## GIVEN INSTRUCTION
Search the material for the string "JSON" and copy each line where it occurs.

Dataset records
####

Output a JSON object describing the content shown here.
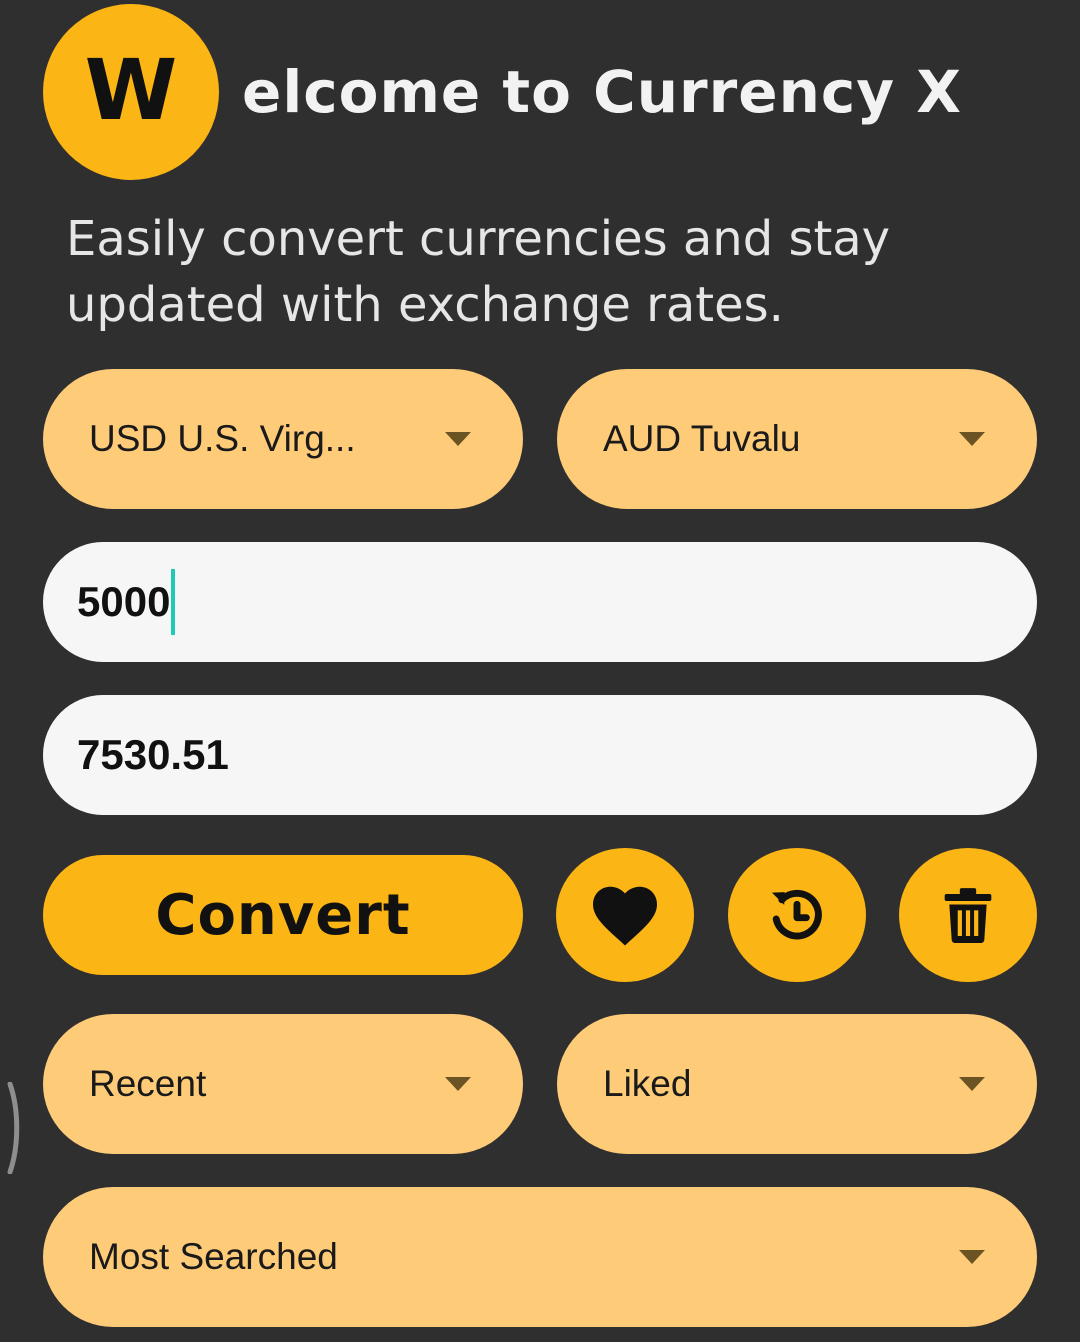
{
  "header": {
    "logo_letter": "W",
    "title": "elcome to Currency X",
    "subtitle": "Easily convert currencies and stay updated with exchange rates."
  },
  "converter": {
    "from_currency": "USD U.S. Virg...",
    "to_currency": "AUD Tuvalu",
    "amount_input": "5000",
    "result_value": "7530.51",
    "convert_label": "Convert"
  },
  "actions": {
    "like_icon": "heart-icon",
    "history_icon": "history-icon",
    "delete_icon": "trash-icon"
  },
  "lists": {
    "recent_label": "Recent",
    "liked_label": "Liked",
    "most_searched_label": "Most Searched"
  },
  "colors": {
    "background": "#2f2f2f",
    "accent": "#fbb514",
    "dropdown_fill": "#fecb78",
    "field_fill": "#f6f6f6",
    "cursor": "#1ec9b8"
  }
}
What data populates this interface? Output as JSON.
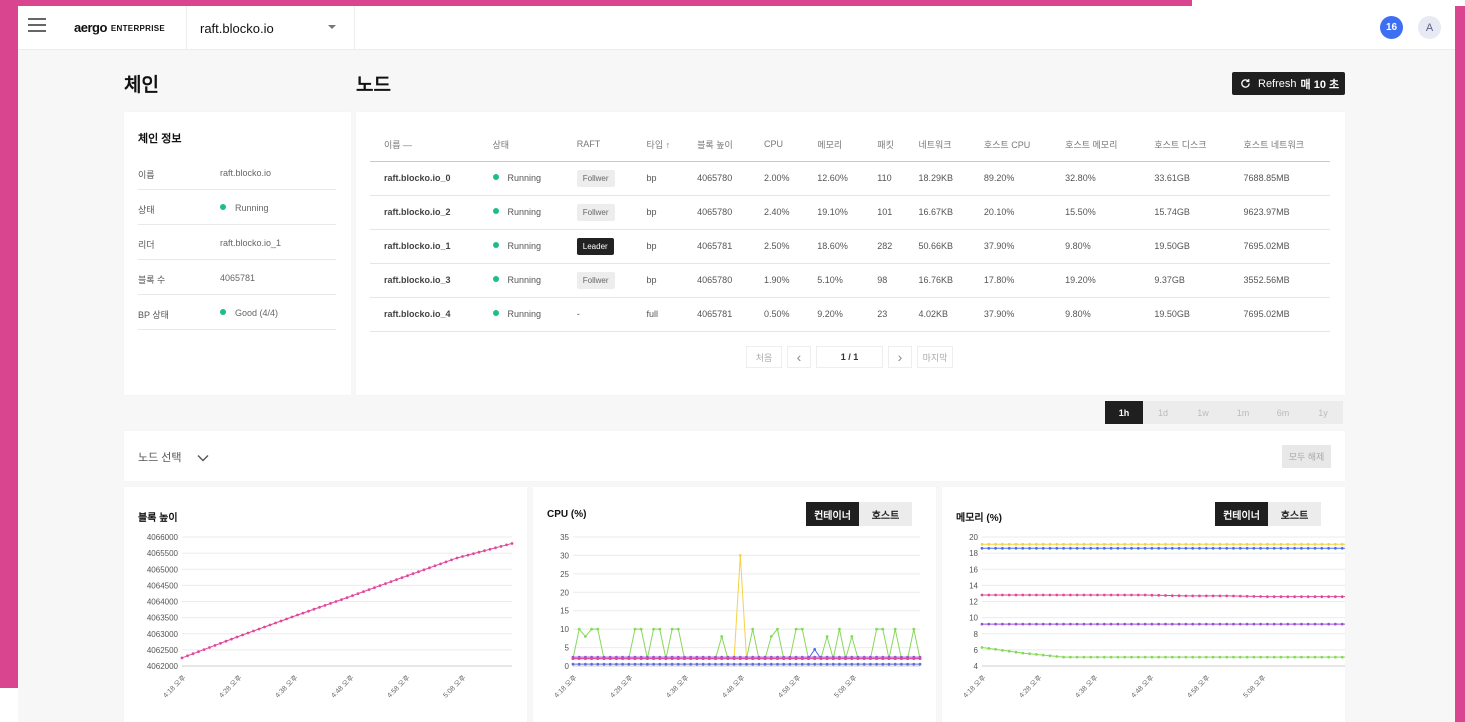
{
  "topbar": {
    "logo": "aergo",
    "logo_sub": "ENTERPRISE",
    "chain": "raft.blocko.io",
    "notifications": "16",
    "avatar": "A"
  },
  "sections": {
    "chain": "체인",
    "node": "노드"
  },
  "refresh": {
    "label": "Refresh",
    "interval": "매 10 초"
  },
  "chain_info": {
    "title": "체인 정보",
    "rows": [
      {
        "key": "이름",
        "value": "raft.blocko.io"
      },
      {
        "key": "상태",
        "value": "Running"
      },
      {
        "key": "리더",
        "value": "raft.blocko.io_1"
      },
      {
        "key": "블록 수",
        "value": "4065781"
      },
      {
        "key": "BP 상태",
        "value": "Good (4/4)"
      }
    ]
  },
  "table": {
    "headers": [
      "이름 —",
      "상태",
      "RAFT",
      "타입 ↑",
      "블록 높이",
      "CPU",
      "메모리",
      "패킷",
      "네트워크",
      "호스트 CPU",
      "호스트 메모리",
      "호스트 디스크",
      "호스트 네트워크"
    ],
    "rows": [
      [
        "raft.blocko.io_0",
        "Running",
        "Follwer",
        "bp",
        "4065780",
        "2.00%",
        "12.60%",
        "110",
        "18.29KB",
        "89.20%",
        "32.80%",
        "33.61GB",
        "7688.85MB"
      ],
      [
        "raft.blocko.io_2",
        "Running",
        "Follwer",
        "bp",
        "4065780",
        "2.40%",
        "19.10%",
        "101",
        "16.67KB",
        "20.10%",
        "15.50%",
        "15.74GB",
        "9623.97MB"
      ],
      [
        "raft.blocko.io_1",
        "Running",
        "Leader",
        "bp",
        "4065781",
        "2.50%",
        "18.60%",
        "282",
        "50.66KB",
        "37.90%",
        "9.80%",
        "19.50GB",
        "7695.02MB"
      ],
      [
        "raft.blocko.io_3",
        "Running",
        "Follwer",
        "bp",
        "4065780",
        "1.90%",
        "5.10%",
        "98",
        "16.76KB",
        "17.80%",
        "19.20%",
        "9.37GB",
        "3552.56MB"
      ],
      [
        "raft.blocko.io_4",
        "Running",
        "-",
        "full",
        "4065781",
        "0.50%",
        "9.20%",
        "23",
        "4.02KB",
        "37.90%",
        "9.80%",
        "19.50GB",
        "7695.02MB"
      ]
    ]
  },
  "pager": {
    "first": "처음",
    "prev": "‹",
    "page": "1 / 1",
    "next": "›",
    "last": "마지막"
  },
  "ranges": [
    "1h",
    "1d",
    "1w",
    "1m",
    "6m",
    "1y"
  ],
  "node_select": {
    "label": "노드 선택",
    "clear": "모두 해제"
  },
  "toggle": {
    "container": "컨테이너",
    "host": "호스트"
  },
  "colors": {
    "running": "#1cbf82",
    "pink": "#e0499b",
    "yellow": "#f5d246",
    "green": "#86d95a",
    "blue": "#4a6df0",
    "purple": "#9a4fd6"
  },
  "chart_data": [
    {
      "type": "line",
      "title": "블록 높이",
      "x": [
        "4:18 오후",
        "4:28 오후",
        "4:38 오후",
        "4:48 오후",
        "4:58 오후",
        "5:08 오후"
      ],
      "y_ticks": [
        4062000,
        4062500,
        4063000,
        4063500,
        4064000,
        4064500,
        4065000,
        4065500,
        4066000
      ],
      "ylim": [
        4062000,
        4066000
      ],
      "series": [
        {
          "color": "#e0499b",
          "values": [
            4062250,
            4062900,
            4063520,
            4064120,
            4064740,
            4065350,
            4065800
          ]
        }
      ]
    },
    {
      "type": "line",
      "title": "CPU (%)",
      "x": [
        "4:18 오후",
        "4:28 오후",
        "4:38 오후",
        "4:48 오후",
        "4:58 오후",
        "5:08 오후"
      ],
      "y_ticks": [
        0,
        5,
        10,
        15,
        20,
        25,
        30,
        35
      ],
      "ylim": [
        0,
        35
      ],
      "series": [
        {
          "color": "#86d95a",
          "values": [
            2,
            10,
            8,
            10,
            10,
            2,
            2,
            2,
            2,
            2,
            10,
            10,
            2,
            10,
            10,
            2,
            10,
            10,
            2,
            2,
            2,
            2,
            2,
            2,
            8,
            2,
            2,
            2,
            2,
            10,
            2,
            2,
            8,
            10,
            2,
            2,
            10,
            10,
            2,
            2,
            2,
            8,
            2,
            10,
            2,
            8,
            2,
            2,
            2,
            10,
            10,
            2,
            10,
            2,
            2,
            10,
            2
          ]
        },
        {
          "color": "#f5d246",
          "values": [
            2,
            2,
            2,
            2,
            2,
            2,
            2,
            2,
            2,
            2,
            2,
            2,
            2,
            2,
            2,
            2,
            2,
            2,
            2,
            2,
            2,
            2,
            2,
            2,
            2,
            2,
            2,
            30,
            2,
            2,
            2,
            2,
            2,
            2,
            2,
            2,
            2,
            2,
            2,
            2,
            2,
            2,
            2,
            2,
            2,
            2,
            2,
            2,
            2,
            2,
            2,
            2,
            2,
            2,
            2,
            2,
            2
          ]
        },
        {
          "color": "#4a6df0",
          "values": [
            2,
            2,
            2,
            2,
            2,
            2,
            2,
            2,
            2,
            2,
            2,
            2,
            2,
            2,
            2,
            2,
            2,
            2,
            2,
            2,
            2,
            2,
            2,
            2,
            2,
            2,
            2,
            2,
            2,
            2,
            2,
            2,
            2,
            2,
            2,
            2,
            2,
            2,
            2,
            4.5,
            2,
            2,
            2,
            2,
            2,
            2,
            2,
            2,
            2,
            2,
            2,
            2,
            2,
            2,
            2,
            2,
            2
          ]
        },
        {
          "color": "#9a4fd6",
          "values": [
            2.4,
            2.4,
            2.4,
            2.4,
            2.4,
            2.4,
            2.4,
            2.4,
            2.4,
            2.4,
            2.4,
            2.4,
            2.4,
            2.4,
            2.4,
            2.4,
            2.4,
            2.4,
            2.4,
            2.4,
            2.4,
            2.4,
            2.4,
            2.4,
            2.4,
            2.4,
            2.4,
            2.4,
            2.4,
            2.4,
            2.4,
            2.4,
            2.4,
            2.4,
            2.4,
            2.4,
            2.4,
            2.4,
            2.4,
            2.4,
            2.4,
            2.4,
            2.4,
            2.4,
            2.4,
            2.4,
            2.4,
            2.4,
            2.4,
            2.4,
            2.4,
            2.4,
            2.4,
            2.4,
            2.4,
            2.4,
            2.4
          ]
        },
        {
          "color": "#e0499b",
          "values": [
            2.0,
            2.0,
            2.0,
            2.0,
            2.0,
            2.0,
            2.0,
            2.0,
            2.0,
            2.0,
            2.0,
            2.0,
            2.0,
            2.0,
            2.0,
            2.0,
            2.0,
            2.0,
            2.0,
            2.0,
            2.0,
            2.0,
            2.0,
            2.0,
            2.0,
            2.0,
            2.0,
            2.0,
            2.0,
            2.0,
            2.0,
            2.0,
            2.0,
            2.0,
            2.0,
            2.0,
            2.0,
            2.0,
            2.0,
            2.0,
            2.0,
            2.0,
            2.0,
            2.0,
            2.0,
            2.0,
            2.0,
            2.0,
            2.0,
            2.0,
            2.0,
            2.0,
            2.0,
            2.0,
            2.0,
            2.0,
            2.0
          ]
        },
        {
          "color": "#5f6fd8",
          "values": [
            0.5,
            0.5,
            0.5,
            0.5,
            0.5,
            0.5,
            0.5,
            0.5,
            0.5,
            0.5,
            0.5,
            0.5,
            0.5,
            0.5,
            0.5,
            0.5,
            0.5,
            0.5,
            0.5,
            0.5,
            0.5,
            0.5,
            0.5,
            0.5,
            0.5,
            0.5,
            0.5,
            0.5,
            0.5,
            0.5,
            0.5,
            0.5,
            0.5,
            0.5,
            0.5,
            0.5,
            0.5,
            0.5,
            0.5,
            0.5,
            0.5,
            0.5,
            0.5,
            0.5,
            0.5,
            0.5,
            0.5,
            0.5,
            0.5,
            0.5,
            0.5,
            0.5,
            0.5,
            0.5,
            0.5,
            0.5,
            0.5
          ]
        }
      ]
    },
    {
      "type": "line",
      "title": "메모리 (%)",
      "x": [
        "4:18 오후",
        "4:28 오후",
        "4:38 오후",
        "4:48 오후",
        "4:58 오후",
        "5:08 오후"
      ],
      "y_ticks": [
        4,
        6,
        8,
        10,
        12,
        14,
        16,
        18,
        20
      ],
      "ylim": [
        4,
        20
      ],
      "series": [
        {
          "color": "#f5d246",
          "values": [
            19.1,
            19.1,
            19.1,
            19.1,
            19.1,
            19.1,
            19.1,
            19.1,
            19.1,
            19.1
          ]
        },
        {
          "color": "#4a6df0",
          "values": [
            18.6,
            18.6,
            18.6,
            18.6,
            18.6,
            18.6,
            18.6,
            18.6,
            18.6,
            18.6
          ]
        },
        {
          "color": "#e0499b",
          "values": [
            12.8,
            12.8,
            12.8,
            12.8,
            12.8,
            12.7,
            12.7,
            12.6,
            12.6,
            12.6
          ]
        },
        {
          "color": "#9a4fd6",
          "values": [
            9.2,
            9.2,
            9.2,
            9.2,
            9.2,
            9.2,
            9.2,
            9.2,
            9.2,
            9.2
          ]
        },
        {
          "color": "#86d95a",
          "values": [
            6.3,
            5.6,
            5.1,
            5.1,
            5.1,
            5.1,
            5.1,
            5.1,
            5.1,
            5.1
          ]
        }
      ]
    }
  ]
}
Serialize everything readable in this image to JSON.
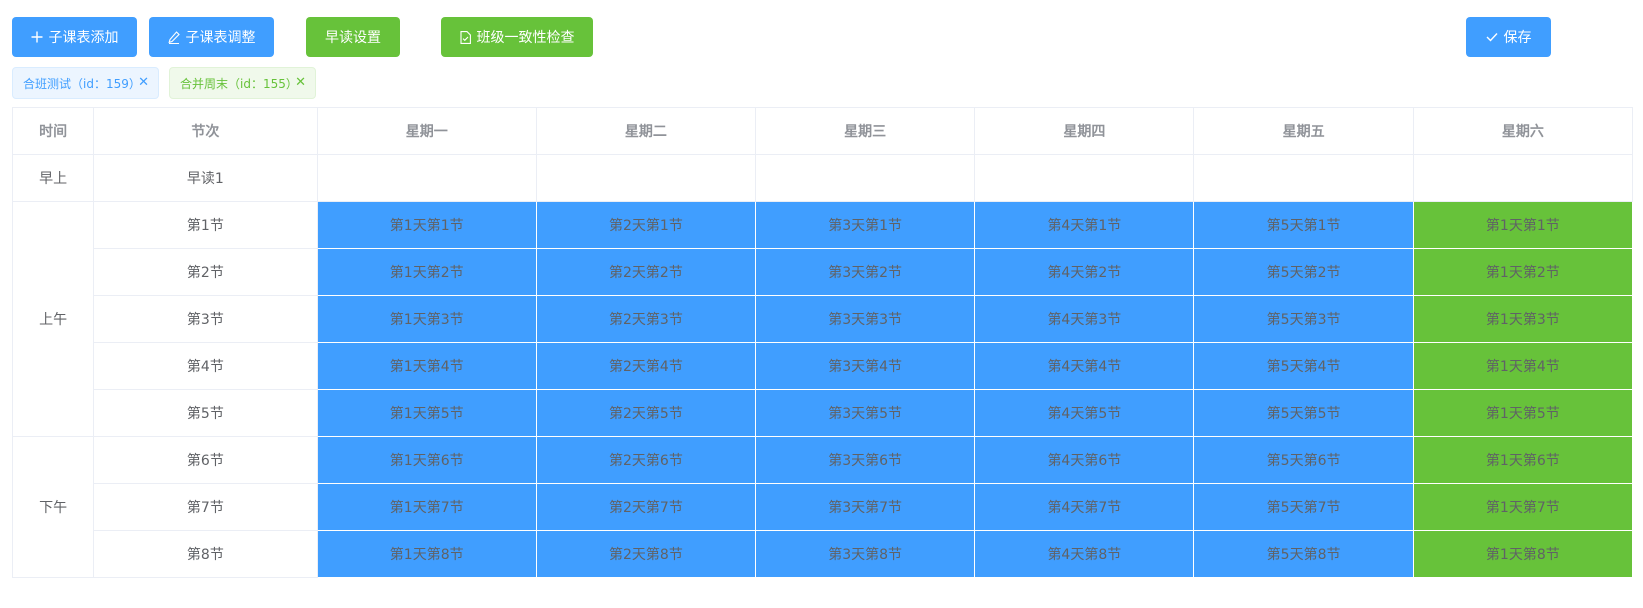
{
  "toolbar": {
    "add_label": "子课表添加",
    "adjust_label": "子课表调整",
    "morning_label": "早读设置",
    "check_label": "班级一致性检查",
    "save_label": "保存",
    "colors": {
      "primary": "#409eff",
      "success": "#67c23a"
    }
  },
  "tags": [
    {
      "label": "合班测试（id：159）",
      "color": "blue"
    },
    {
      "label": "合并周末（id：155）",
      "color": "green"
    }
  ],
  "table": {
    "headers": [
      "时间",
      "节次",
      "星期一",
      "星期二",
      "星期三",
      "星期四",
      "星期五",
      "星期六"
    ],
    "rows": [
      {
        "period": "早上",
        "slot": "早读1",
        "cells": [
          "",
          "",
          "",
          "",
          "",
          ""
        ]
      },
      {
        "period": "上午",
        "slot": "第1节",
        "cells": [
          "第1天第1节",
          "第2天第1节",
          "第3天第1节",
          "第4天第1节",
          "第5天第1节",
          "第1天第1节"
        ]
      },
      {
        "period": "",
        "slot": "第2节",
        "cells": [
          "第1天第2节",
          "第2天第2节",
          "第3天第2节",
          "第4天第2节",
          "第5天第2节",
          "第1天第2节"
        ]
      },
      {
        "period": "",
        "slot": "第3节",
        "cells": [
          "第1天第3节",
          "第2天第3节",
          "第3天第3节",
          "第4天第3节",
          "第5天第3节",
          "第1天第3节"
        ]
      },
      {
        "period": "",
        "slot": "第4节",
        "cells": [
          "第1天第4节",
          "第2天第4节",
          "第3天第4节",
          "第4天第4节",
          "第5天第4节",
          "第1天第4节"
        ]
      },
      {
        "period": "",
        "slot": "第5节",
        "cells": [
          "第1天第5节",
          "第2天第5节",
          "第3天第5节",
          "第4天第5节",
          "第5天第5节",
          "第1天第5节"
        ]
      },
      {
        "period": "下午",
        "slot": "第6节",
        "cells": [
          "第1天第6节",
          "第2天第6节",
          "第3天第6节",
          "第4天第6节",
          "第5天第6节",
          "第1天第6节"
        ]
      },
      {
        "period": "",
        "slot": "第7节",
        "cells": [
          "第1天第7节",
          "第2天第7节",
          "第3天第7节",
          "第4天第7节",
          "第5天第7节",
          "第1天第7节"
        ]
      },
      {
        "period": "",
        "slot": "第8节",
        "cells": [
          "第1天第8节",
          "第2天第8节",
          "第3天第8节",
          "第4天第8节",
          "第5天第8节",
          "第1天第8节"
        ]
      }
    ]
  }
}
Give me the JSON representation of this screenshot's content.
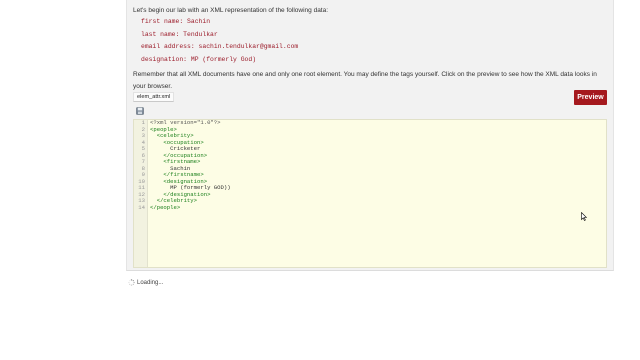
{
  "intro": "Let's begin our lab with an XML representation of the following data:",
  "fields": [
    "first name: Sachin",
    "last name: Tendulkar",
    "email address: sachin.tendulkar@gmail.com",
    "designation: MP (formerly God)"
  ],
  "remember": "Remember that all XML documents have one and only one root element. You may define the tags yourself. Click on the preview to see how the XML data looks in your browser.",
  "file_tab": "elem_attr.xml",
  "preview_label": "Preview",
  "editor": {
    "line_numbers": [
      "1",
      "2",
      "3",
      "4",
      "5",
      "6",
      "7",
      "8",
      "9",
      "10",
      "11",
      "12",
      "13",
      "14"
    ],
    "lines": [
      {
        "text": "<?xml version=\"1.0\"?>",
        "kind": "decl"
      },
      {
        "text": "<people>",
        "kind": "tag"
      },
      {
        "text": "  <celebrity>",
        "kind": "tag"
      },
      {
        "text": "    <occupation>",
        "kind": "tag"
      },
      {
        "text": "      Cricketer",
        "kind": "text"
      },
      {
        "text": "    </occupation>",
        "kind": "tag"
      },
      {
        "text": "    <firstname>",
        "kind": "tag"
      },
      {
        "text": "      Sachin",
        "kind": "text"
      },
      {
        "text": "    </firstname>",
        "kind": "tag"
      },
      {
        "text": "    <designation>",
        "kind": "tag"
      },
      {
        "text": "      MP (formerly GOD))",
        "kind": "text"
      },
      {
        "text": "    </designation>",
        "kind": "tag"
      },
      {
        "text": "  </celebrity>",
        "kind": "tag"
      },
      {
        "text": "</people>",
        "kind": "tag"
      }
    ]
  },
  "loading": "Loading...",
  "colors": {
    "accent": "#a5191e",
    "field_text": "#9c1d2b",
    "code_tag": "#1a7f1a",
    "editor_bg": "#fdfde5"
  }
}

####

## SOLUTION FOR THIS TASK
Output a JSON object describing the content shown here.
What data populates this interface? Output as JSON.
Serialize everything readable in this image to JSON.
Give me the JSON representation of this screenshot's content.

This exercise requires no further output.